Leave out the pictures and return every entry exactly as it appears.

*** DATA FOR THE TASK ***

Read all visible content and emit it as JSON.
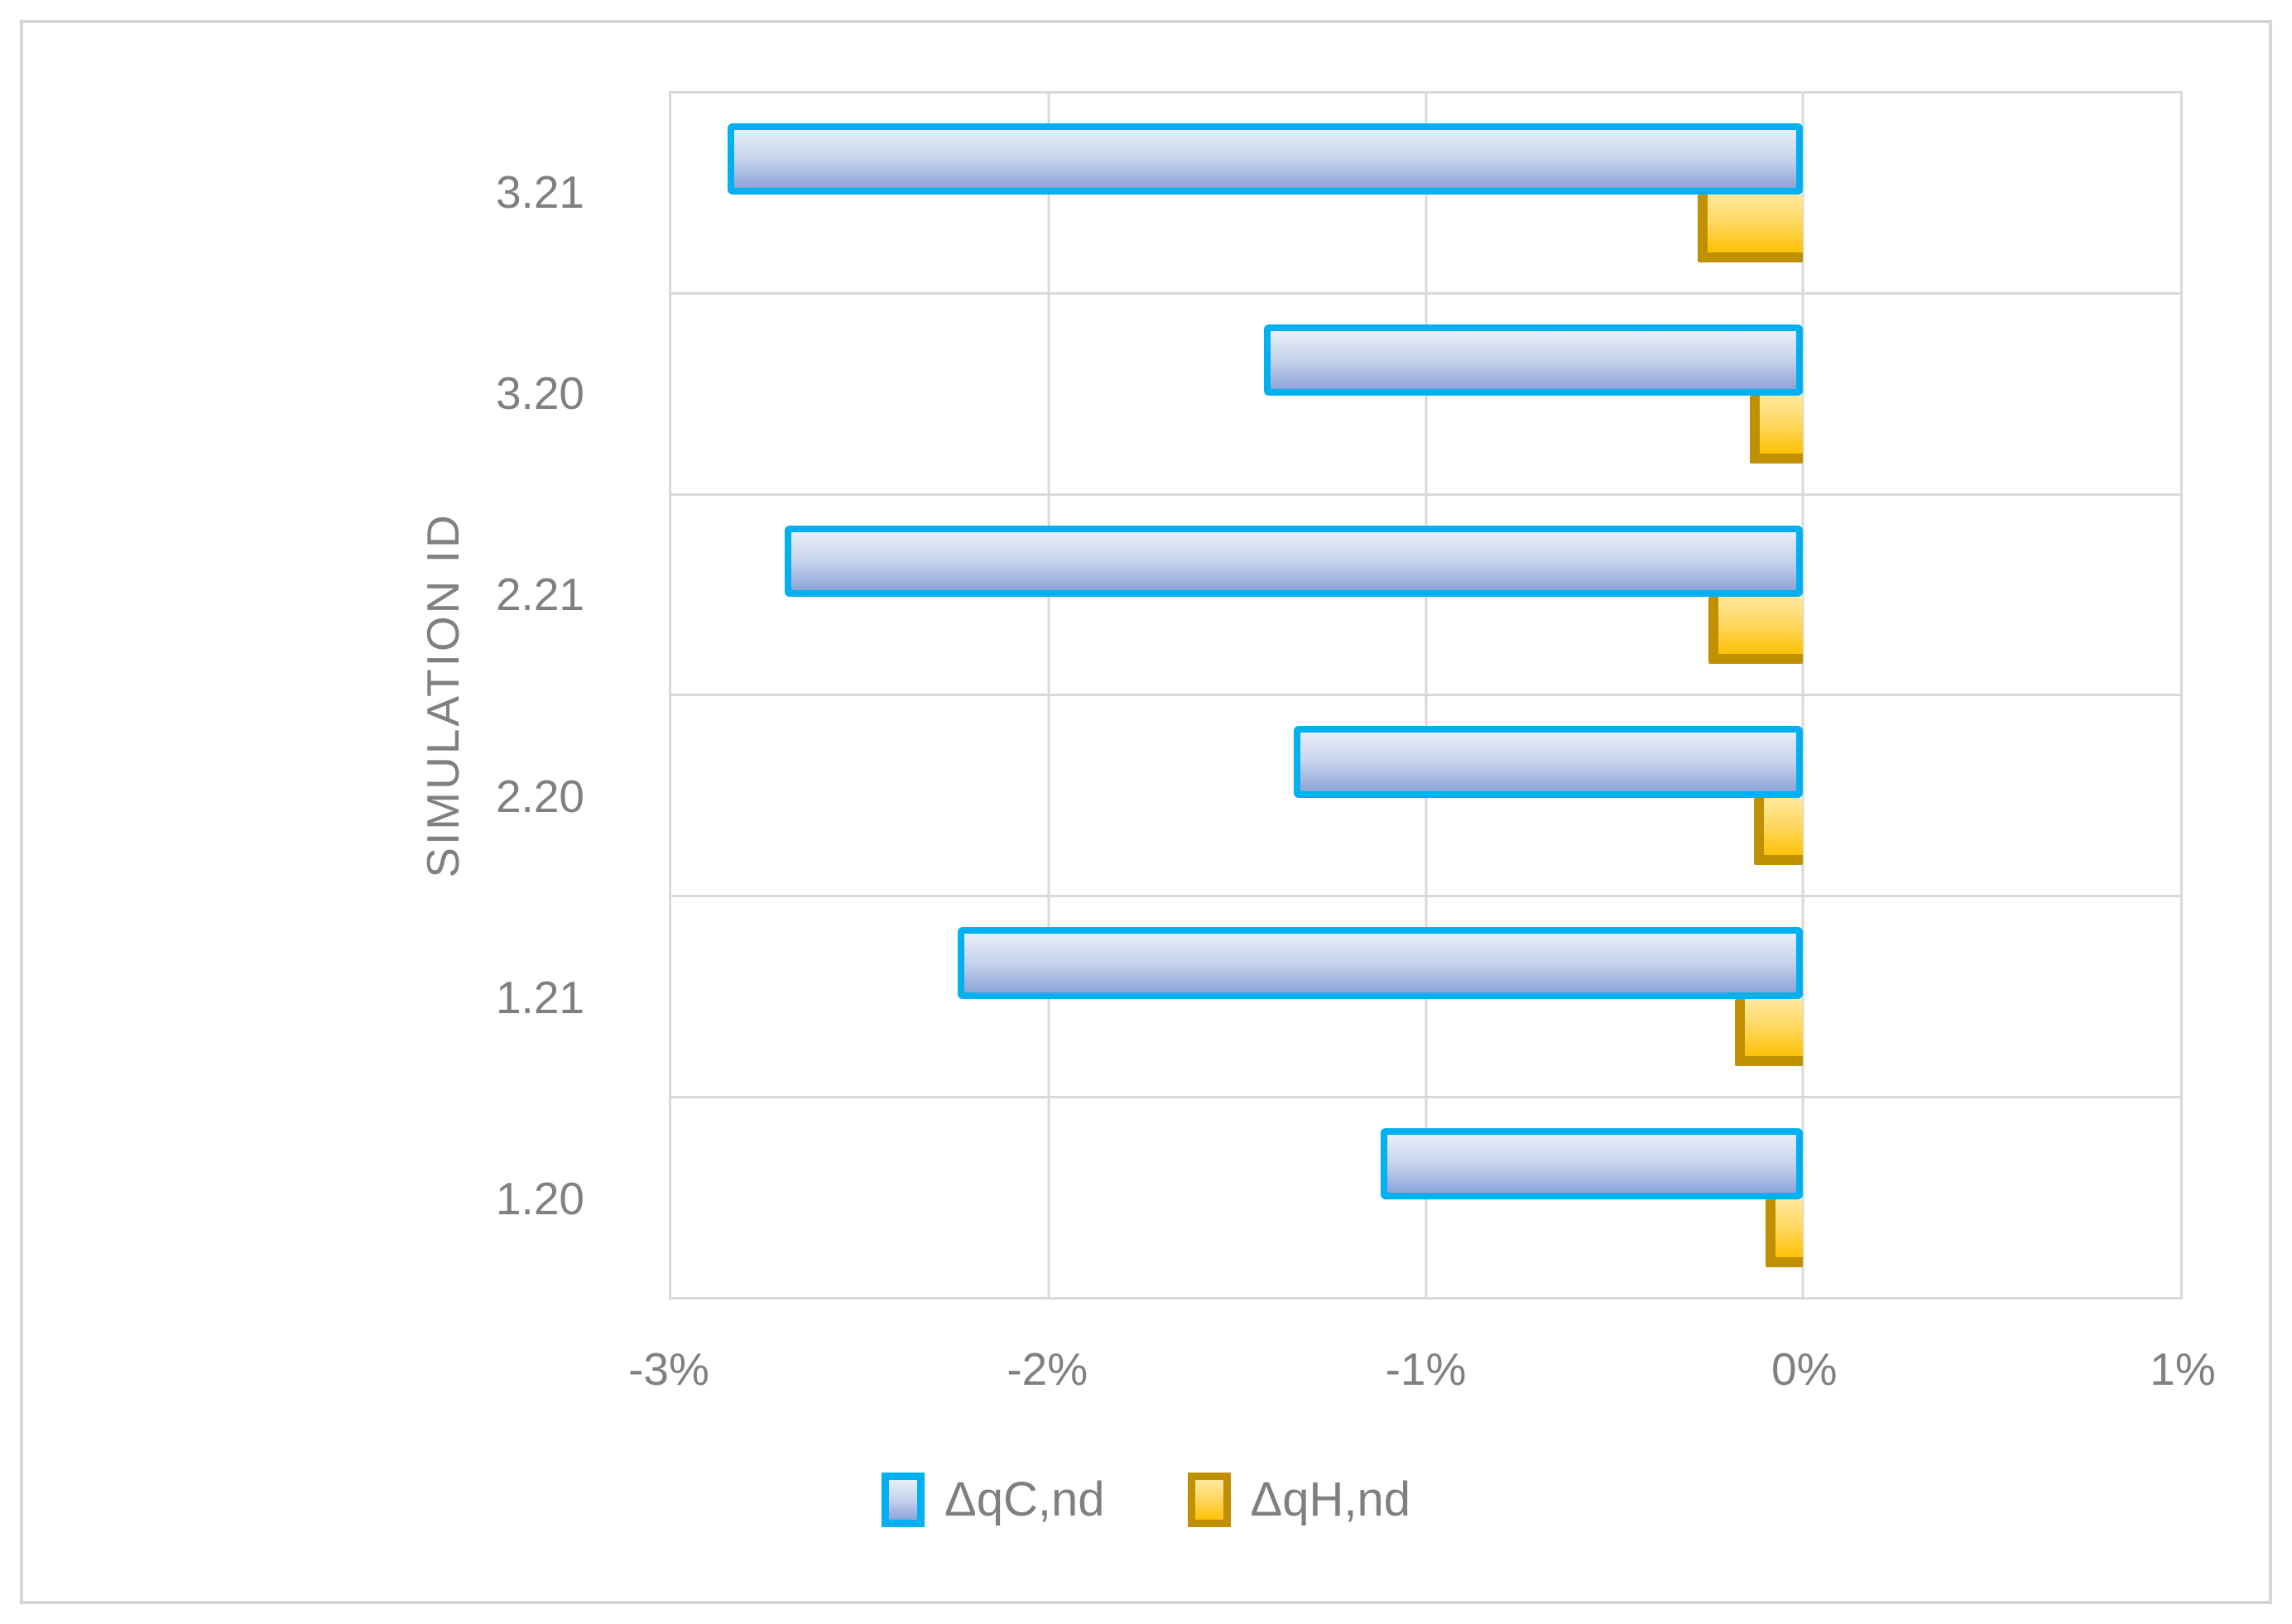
{
  "chart_data": {
    "type": "bar",
    "orientation": "horizontal",
    "title": "",
    "y_axis_title": "SIMULATION ID",
    "categories_top_to_bottom": [
      "3.21",
      "3.20",
      "2.21",
      "2.20",
      "1.21",
      "1.20"
    ],
    "series": [
      {
        "id": "dqc-nd",
        "name": "ΔqC,nd",
        "values_pct": [
          -2.85,
          -1.43,
          -2.7,
          -1.35,
          -2.24,
          -1.12
        ],
        "fill_top": "#e8eef8",
        "fill_mid": "#c6d3ec",
        "fill_bottom": "#8ca4d8",
        "border_color": "#00b0f0"
      },
      {
        "id": "dqh-nd",
        "name": "ΔqH,nd",
        "values_pct": [
          -0.28,
          -0.14,
          -0.25,
          -0.13,
          -0.18,
          -0.1
        ],
        "fill_top": "#ffe89e",
        "fill_mid": "#ffd75e",
        "fill_bottom": "#fdc105",
        "border_color": "#bf9000"
      }
    ],
    "x_axis": {
      "min_pct": -3,
      "max_pct": 1,
      "tick_step_pct": 1,
      "ticks_pct": [
        -3,
        -2,
        -1,
        0,
        1
      ],
      "tick_labels": [
        "-3%",
        "-2%",
        "-1%",
        "0%",
        "1%"
      ]
    },
    "bars_anchor_pct": 0,
    "grid": true,
    "legend_position": "bottom"
  },
  "styles": {
    "grid_color": "#d9d9d9",
    "outer_border_color": "#d6d6d6",
    "axis_text_color": "#808080",
    "legend_text_color": "#7f7f7f",
    "background": "#ffffff"
  }
}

***

TASK OUTPUT —
Read all visible content and emit it as JSON.
{
  "chart_data": {
    "type": "bar",
    "orientation": "horizontal",
    "title": "",
    "y_axis_title": "SIMULATION ID",
    "categories_top_to_bottom": [
      "3.21",
      "3.20",
      "2.21",
      "2.20",
      "1.21",
      "1.20"
    ],
    "series": [
      {
        "id": "dqc-nd",
        "name": "ΔqC,nd",
        "values_pct": [
          -2.85,
          -1.43,
          -2.7,
          -1.35,
          -2.24,
          -1.12
        ],
        "fill_top": "#e8eef8",
        "fill_mid": "#c6d3ec",
        "fill_bottom": "#8ca4d8",
        "border_color": "#00b0f0"
      },
      {
        "id": "dqh-nd",
        "name": "ΔqH,nd",
        "values_pct": [
          -0.28,
          -0.14,
          -0.25,
          -0.13,
          -0.18,
          -0.1
        ],
        "fill_top": "#ffe89e",
        "fill_mid": "#ffd75e",
        "fill_bottom": "#fdc105",
        "border_color": "#bf9000"
      }
    ],
    "x_axis": {
      "min_pct": -3,
      "max_pct": 1,
      "tick_step_pct": 1,
      "ticks_pct": [
        -3,
        -2,
        -1,
        0,
        1
      ],
      "tick_labels": [
        "-3%",
        "-2%",
        "-1%",
        "0%",
        "1%"
      ]
    },
    "bars_anchor_pct": 0,
    "grid": true,
    "legend_position": "bottom"
  },
  "styles": {
    "grid_color": "#d9d9d9",
    "outer_border_color": "#d6d6d6",
    "axis_text_color": "#808080",
    "legend_text_color": "#7f7f7f",
    "background": "#ffffff"
  }
}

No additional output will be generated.